Written request A:
Which static const double arrays does the C++ question declare, and what values does each one hold?

Excerpted passage:

-- Start --

Jim
Jim

Reputation: 327

Initialize a vector of vectors where not all vectors are of same size C++

I have some data like this.

static const double v1_arr={2,3,4}
vector<double> v1_vec(v1_arr, v1_arr + sizeof(v1_arr[0]))

static const double v2_arr={9,6}
vector<double> v2_vec(v2_arr, v2_arr + sizeof(v2_arr[0]))

static const double v3_arr={9,6,7,6}
vector<double> v3_vec(v3_arr, v3_arr + sizeof(v3_arr[0]))

How do I initialize a vector of vectors v_v which contains the three above vectors?

Upvotes: 0

Views: 71

Answers (2)

-- End --

Exercise data:

-- Start --

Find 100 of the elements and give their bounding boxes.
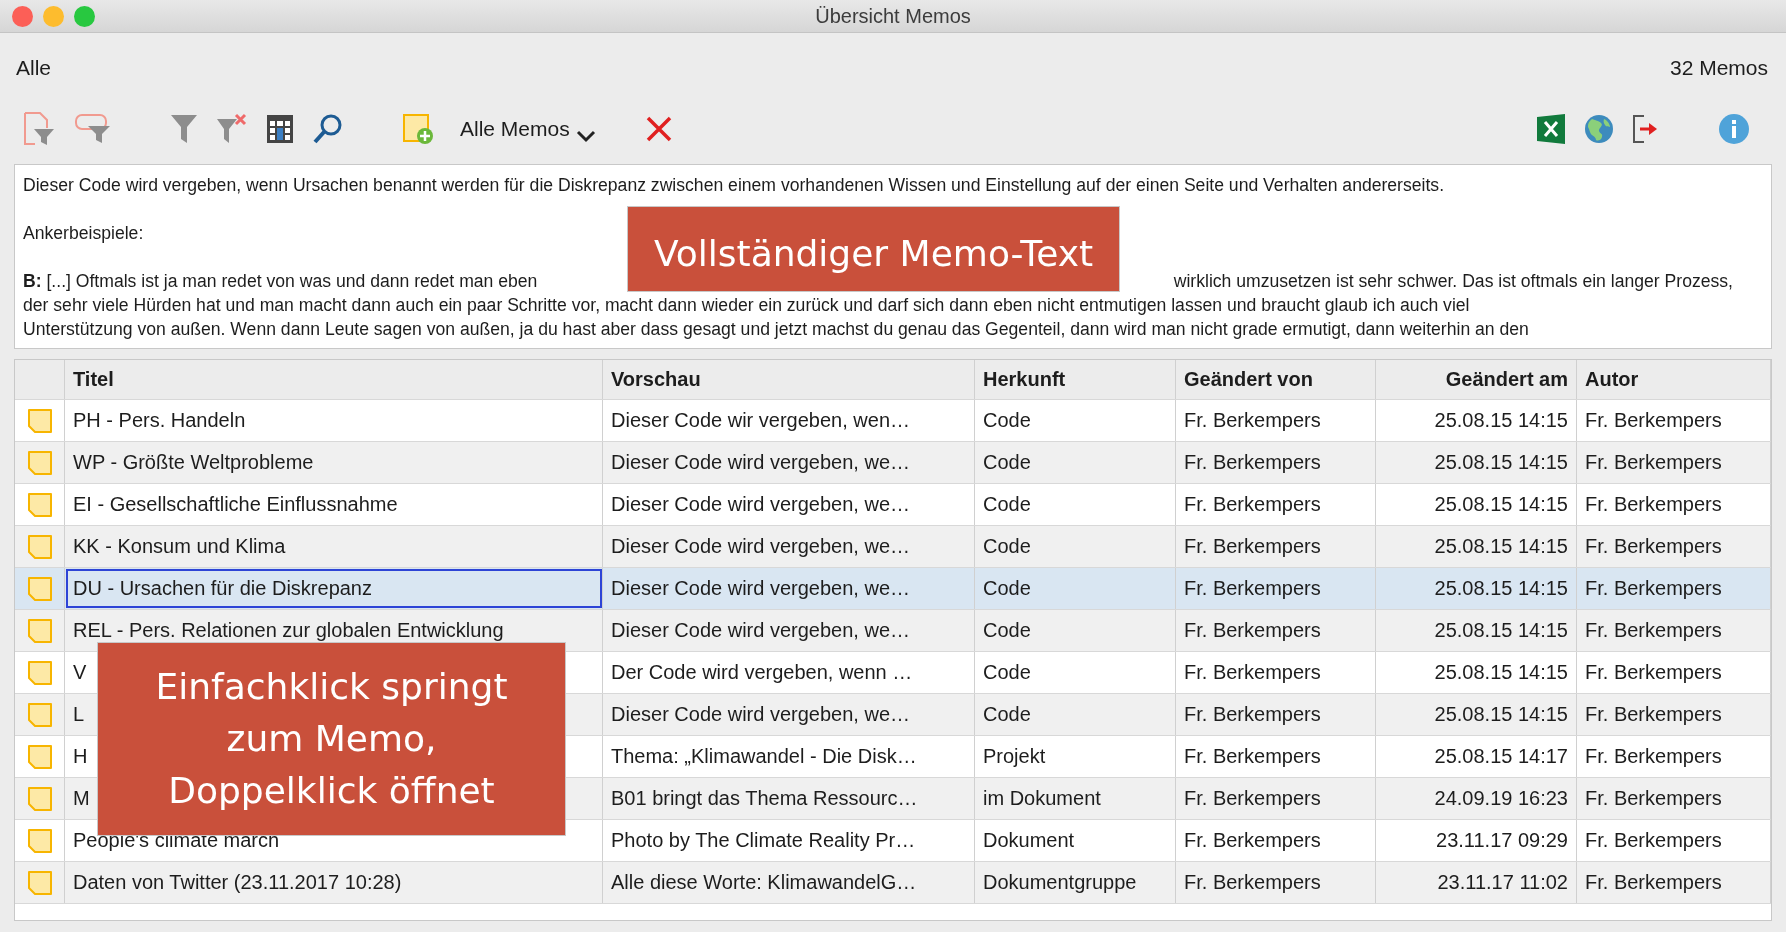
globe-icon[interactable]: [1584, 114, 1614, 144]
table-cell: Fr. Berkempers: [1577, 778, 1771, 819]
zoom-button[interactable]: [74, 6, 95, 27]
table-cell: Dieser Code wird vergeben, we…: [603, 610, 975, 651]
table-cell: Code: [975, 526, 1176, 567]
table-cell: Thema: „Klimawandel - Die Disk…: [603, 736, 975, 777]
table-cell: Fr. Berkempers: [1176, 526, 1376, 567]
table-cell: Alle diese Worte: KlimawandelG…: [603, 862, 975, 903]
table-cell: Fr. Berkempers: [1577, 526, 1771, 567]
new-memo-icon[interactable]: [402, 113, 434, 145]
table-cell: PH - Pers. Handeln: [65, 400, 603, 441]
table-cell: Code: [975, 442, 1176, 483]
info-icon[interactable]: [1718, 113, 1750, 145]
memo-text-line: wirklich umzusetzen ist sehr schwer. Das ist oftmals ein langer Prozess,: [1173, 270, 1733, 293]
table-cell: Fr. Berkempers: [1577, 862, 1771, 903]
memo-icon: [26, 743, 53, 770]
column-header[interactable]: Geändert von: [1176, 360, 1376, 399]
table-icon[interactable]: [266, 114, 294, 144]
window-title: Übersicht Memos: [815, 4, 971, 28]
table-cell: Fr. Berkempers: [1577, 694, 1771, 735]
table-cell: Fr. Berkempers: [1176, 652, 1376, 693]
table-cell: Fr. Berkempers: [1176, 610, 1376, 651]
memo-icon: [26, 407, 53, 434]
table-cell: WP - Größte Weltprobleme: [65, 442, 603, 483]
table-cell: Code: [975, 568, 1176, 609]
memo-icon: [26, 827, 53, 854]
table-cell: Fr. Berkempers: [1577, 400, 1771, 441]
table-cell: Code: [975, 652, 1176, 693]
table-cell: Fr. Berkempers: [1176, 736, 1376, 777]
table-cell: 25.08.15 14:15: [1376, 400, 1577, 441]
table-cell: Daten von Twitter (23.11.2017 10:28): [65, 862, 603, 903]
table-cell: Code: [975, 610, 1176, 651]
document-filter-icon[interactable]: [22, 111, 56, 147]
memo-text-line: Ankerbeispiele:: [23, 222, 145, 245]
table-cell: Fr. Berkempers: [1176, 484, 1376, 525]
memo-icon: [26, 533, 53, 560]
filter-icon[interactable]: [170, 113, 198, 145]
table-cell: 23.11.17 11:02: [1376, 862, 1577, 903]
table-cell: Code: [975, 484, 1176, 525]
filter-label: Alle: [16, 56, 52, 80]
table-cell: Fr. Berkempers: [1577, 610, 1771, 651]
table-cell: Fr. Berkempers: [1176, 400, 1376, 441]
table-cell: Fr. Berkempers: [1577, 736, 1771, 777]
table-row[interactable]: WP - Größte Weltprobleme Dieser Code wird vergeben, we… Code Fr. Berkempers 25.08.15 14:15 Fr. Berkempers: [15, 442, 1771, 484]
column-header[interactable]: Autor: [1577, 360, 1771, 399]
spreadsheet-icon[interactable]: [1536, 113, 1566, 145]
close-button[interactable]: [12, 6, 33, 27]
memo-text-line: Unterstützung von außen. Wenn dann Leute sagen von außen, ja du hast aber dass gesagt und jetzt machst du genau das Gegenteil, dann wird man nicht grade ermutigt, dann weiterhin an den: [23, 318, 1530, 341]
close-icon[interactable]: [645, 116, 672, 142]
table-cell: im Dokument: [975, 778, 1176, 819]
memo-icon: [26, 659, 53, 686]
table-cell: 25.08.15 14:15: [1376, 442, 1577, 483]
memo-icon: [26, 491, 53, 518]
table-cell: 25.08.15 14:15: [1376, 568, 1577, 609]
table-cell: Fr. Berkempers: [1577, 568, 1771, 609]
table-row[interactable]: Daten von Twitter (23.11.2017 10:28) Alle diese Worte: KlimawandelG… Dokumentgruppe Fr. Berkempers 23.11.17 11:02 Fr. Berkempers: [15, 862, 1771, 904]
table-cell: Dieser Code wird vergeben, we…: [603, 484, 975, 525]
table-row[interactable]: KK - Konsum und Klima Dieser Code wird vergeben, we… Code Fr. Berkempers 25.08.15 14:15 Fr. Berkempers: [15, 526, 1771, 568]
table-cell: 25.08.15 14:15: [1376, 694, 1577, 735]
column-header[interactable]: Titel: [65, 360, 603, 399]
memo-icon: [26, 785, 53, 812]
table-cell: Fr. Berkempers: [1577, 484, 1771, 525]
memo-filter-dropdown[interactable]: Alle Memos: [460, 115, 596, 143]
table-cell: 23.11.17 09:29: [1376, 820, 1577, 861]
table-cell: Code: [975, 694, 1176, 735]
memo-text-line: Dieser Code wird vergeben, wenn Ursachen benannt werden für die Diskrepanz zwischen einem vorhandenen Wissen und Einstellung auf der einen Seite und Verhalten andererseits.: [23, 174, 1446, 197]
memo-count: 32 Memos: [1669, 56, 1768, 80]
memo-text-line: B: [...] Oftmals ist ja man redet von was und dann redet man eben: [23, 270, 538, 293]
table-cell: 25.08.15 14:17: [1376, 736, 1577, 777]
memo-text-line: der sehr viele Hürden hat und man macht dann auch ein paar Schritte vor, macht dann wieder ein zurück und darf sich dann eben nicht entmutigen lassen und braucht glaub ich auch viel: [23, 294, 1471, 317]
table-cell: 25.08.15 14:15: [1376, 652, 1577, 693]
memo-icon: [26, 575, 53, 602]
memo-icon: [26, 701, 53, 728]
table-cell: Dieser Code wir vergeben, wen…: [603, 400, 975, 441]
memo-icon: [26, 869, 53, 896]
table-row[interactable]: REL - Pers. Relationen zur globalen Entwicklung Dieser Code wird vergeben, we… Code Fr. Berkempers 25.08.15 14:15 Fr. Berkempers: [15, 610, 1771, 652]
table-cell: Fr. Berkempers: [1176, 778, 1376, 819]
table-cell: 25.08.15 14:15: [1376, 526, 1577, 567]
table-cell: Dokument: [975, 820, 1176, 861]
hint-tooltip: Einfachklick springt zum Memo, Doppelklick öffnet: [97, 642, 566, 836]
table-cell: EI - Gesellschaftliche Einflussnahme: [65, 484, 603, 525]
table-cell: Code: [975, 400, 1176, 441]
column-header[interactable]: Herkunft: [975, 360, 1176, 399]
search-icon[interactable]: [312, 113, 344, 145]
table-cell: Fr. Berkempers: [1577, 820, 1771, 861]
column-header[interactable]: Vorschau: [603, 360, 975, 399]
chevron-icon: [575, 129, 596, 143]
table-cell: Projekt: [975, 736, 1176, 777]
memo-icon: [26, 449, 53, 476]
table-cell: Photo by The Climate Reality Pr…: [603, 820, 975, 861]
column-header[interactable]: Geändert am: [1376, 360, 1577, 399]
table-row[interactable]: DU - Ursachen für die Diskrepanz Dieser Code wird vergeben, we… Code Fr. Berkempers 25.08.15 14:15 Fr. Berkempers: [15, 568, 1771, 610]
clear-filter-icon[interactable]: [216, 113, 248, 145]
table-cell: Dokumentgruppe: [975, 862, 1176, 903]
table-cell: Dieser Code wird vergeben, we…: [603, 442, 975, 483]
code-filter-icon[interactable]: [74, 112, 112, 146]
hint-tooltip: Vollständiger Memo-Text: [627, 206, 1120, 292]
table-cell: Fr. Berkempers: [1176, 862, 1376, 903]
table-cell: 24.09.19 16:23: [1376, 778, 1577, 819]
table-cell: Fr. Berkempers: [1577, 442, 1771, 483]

-- End --
-- Start --

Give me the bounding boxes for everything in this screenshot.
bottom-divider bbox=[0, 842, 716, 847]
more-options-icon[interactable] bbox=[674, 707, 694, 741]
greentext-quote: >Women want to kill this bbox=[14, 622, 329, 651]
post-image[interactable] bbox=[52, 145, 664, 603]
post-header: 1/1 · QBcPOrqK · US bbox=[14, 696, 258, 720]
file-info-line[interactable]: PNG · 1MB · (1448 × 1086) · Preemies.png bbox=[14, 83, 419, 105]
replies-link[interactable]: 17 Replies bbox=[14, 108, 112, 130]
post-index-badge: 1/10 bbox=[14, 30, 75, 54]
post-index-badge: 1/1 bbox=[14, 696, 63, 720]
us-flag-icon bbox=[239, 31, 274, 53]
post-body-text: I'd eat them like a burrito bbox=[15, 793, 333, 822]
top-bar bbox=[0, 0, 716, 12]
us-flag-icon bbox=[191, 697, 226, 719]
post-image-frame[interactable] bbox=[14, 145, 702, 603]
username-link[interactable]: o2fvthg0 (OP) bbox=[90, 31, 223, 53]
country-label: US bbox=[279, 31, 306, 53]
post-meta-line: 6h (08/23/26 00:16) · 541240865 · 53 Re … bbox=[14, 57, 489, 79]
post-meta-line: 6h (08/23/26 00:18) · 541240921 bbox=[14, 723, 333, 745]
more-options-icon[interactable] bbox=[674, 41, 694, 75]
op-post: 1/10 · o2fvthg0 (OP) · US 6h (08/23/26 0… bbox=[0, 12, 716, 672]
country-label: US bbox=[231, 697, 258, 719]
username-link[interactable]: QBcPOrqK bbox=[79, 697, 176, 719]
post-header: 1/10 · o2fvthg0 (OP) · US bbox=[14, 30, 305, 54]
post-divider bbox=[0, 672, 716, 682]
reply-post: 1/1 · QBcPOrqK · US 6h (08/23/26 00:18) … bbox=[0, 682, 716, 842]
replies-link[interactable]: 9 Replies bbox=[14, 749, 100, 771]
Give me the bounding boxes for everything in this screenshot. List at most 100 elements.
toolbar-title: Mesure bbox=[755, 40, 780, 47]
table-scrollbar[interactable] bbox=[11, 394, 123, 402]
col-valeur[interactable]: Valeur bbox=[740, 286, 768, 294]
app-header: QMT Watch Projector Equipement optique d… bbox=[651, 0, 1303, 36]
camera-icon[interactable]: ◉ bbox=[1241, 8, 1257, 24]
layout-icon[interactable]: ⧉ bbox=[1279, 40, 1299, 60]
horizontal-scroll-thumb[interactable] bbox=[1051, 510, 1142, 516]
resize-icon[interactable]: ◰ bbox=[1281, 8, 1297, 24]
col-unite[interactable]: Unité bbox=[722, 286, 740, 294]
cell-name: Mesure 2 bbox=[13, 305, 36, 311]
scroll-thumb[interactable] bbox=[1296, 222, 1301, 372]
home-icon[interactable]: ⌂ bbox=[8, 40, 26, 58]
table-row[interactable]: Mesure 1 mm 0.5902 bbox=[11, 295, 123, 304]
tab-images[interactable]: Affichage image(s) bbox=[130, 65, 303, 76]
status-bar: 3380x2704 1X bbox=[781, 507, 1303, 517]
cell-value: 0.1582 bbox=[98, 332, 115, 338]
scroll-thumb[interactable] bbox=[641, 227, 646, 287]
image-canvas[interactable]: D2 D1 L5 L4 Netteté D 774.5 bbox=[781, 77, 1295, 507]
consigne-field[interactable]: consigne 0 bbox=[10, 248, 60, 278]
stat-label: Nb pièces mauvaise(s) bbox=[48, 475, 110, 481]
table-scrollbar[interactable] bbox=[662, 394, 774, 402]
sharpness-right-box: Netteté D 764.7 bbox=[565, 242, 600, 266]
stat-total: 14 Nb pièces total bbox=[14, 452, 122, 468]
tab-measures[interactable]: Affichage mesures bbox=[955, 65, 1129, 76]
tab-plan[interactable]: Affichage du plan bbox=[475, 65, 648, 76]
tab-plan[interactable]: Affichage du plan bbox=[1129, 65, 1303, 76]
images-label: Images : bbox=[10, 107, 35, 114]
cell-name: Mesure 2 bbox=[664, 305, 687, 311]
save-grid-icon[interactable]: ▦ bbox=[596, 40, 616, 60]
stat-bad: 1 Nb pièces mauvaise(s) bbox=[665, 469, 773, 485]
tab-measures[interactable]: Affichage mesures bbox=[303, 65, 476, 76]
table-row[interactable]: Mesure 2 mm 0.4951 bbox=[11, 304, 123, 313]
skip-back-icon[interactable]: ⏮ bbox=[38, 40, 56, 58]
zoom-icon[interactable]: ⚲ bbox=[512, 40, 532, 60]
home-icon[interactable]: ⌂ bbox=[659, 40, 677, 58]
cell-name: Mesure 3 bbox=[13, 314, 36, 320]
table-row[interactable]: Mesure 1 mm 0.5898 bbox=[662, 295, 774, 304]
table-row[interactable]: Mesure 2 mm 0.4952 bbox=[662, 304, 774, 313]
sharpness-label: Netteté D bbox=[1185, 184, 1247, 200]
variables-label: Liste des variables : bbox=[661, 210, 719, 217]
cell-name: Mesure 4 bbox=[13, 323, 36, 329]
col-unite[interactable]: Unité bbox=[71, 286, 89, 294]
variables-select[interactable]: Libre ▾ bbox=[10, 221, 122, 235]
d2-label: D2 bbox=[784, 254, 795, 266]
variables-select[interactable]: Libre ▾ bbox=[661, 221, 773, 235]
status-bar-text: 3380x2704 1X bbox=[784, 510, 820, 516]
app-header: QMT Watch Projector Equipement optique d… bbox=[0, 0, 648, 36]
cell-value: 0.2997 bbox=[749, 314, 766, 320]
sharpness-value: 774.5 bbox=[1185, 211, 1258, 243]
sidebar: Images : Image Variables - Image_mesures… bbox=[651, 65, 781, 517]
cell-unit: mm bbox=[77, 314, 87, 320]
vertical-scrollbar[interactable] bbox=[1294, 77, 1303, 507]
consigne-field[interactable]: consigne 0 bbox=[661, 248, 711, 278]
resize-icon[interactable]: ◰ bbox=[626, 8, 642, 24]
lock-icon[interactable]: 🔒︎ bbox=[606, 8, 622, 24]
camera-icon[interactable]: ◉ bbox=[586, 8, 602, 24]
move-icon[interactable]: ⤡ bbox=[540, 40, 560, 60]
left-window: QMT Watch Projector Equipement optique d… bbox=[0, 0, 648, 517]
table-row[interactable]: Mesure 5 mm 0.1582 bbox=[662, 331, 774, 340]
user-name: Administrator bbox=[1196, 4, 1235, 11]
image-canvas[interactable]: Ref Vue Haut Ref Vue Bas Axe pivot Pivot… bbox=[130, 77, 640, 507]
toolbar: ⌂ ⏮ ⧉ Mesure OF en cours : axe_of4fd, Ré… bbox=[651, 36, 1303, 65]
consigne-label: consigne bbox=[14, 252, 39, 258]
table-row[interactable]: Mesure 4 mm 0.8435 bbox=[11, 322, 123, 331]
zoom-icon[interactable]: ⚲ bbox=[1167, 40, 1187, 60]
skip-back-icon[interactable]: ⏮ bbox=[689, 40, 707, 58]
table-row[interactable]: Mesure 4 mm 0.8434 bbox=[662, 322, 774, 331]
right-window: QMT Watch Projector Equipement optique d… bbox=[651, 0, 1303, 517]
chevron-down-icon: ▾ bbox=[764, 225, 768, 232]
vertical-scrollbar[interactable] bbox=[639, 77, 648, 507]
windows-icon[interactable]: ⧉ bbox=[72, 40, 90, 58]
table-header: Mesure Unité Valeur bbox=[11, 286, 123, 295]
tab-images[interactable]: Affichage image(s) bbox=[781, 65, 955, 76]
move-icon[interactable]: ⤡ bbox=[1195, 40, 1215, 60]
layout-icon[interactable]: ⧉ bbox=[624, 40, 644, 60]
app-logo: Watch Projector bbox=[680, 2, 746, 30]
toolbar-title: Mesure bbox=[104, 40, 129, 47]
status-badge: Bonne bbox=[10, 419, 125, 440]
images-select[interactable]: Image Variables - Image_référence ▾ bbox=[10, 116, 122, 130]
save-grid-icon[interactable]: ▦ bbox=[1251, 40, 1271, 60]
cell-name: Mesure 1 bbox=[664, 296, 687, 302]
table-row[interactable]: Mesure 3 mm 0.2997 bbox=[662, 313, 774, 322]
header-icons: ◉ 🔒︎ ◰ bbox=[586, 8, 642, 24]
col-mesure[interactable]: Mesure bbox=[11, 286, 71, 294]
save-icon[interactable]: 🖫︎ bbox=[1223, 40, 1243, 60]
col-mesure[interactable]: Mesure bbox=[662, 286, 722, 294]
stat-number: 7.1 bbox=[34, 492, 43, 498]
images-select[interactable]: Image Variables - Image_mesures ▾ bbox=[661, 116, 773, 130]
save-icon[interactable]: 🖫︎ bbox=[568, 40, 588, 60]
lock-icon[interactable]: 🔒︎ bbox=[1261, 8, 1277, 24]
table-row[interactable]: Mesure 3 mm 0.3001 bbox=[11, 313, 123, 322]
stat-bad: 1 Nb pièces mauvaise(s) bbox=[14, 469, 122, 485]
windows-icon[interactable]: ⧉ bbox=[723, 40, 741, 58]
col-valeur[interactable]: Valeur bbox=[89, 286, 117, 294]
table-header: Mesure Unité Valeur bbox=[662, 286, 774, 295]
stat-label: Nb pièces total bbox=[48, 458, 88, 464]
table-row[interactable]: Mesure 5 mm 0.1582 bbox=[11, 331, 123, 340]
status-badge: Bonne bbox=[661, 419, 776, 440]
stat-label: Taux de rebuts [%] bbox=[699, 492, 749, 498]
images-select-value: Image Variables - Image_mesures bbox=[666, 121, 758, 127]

-- End --

Written request B:
In the records, change every "interactable" to "clickable" in the part that opens with the line containing "globe-icon[interactable]: [1584, 114, 1614, 144]" and closes with the line containing "info-icon[interactable]: [1718, 113, 1750, 145]". What do those lines read then, given alone?

Full answer A:
- v1_arr: {2,3,4}
- v2_arr: {9,6}
- v3_arr: {9,6,7,6}

Full answer B:
globe-icon[clickable]: [1584, 114, 1614, 144]
table-cell: Fr. Berkempers: [1577, 778, 1771, 819]
zoom-button[clickable]: [74, 6, 95, 27]
table-cell: Dieser Code wird vergeben, we…: [603, 610, 975, 651]
table-cell: Code: [975, 526, 1176, 567]
table-cell: Thema: „Klimawandel - Die Disk…: [603, 736, 975, 777]
table-cell: Fr. Berkempers: [1176, 526, 1376, 567]
table-cell: Alle diese Worte: KlimawandelG…: [603, 862, 975, 903]
table-cell: Fr. Berkempers: [1577, 526, 1771, 567]
new-memo-icon[clickable]: [402, 113, 434, 145]
table-cell: PH - Pers. Handeln: [65, 400, 603, 441]
table-cell: Code: [975, 442, 1176, 483]
info-icon[clickable]: [1718, 113, 1750, 145]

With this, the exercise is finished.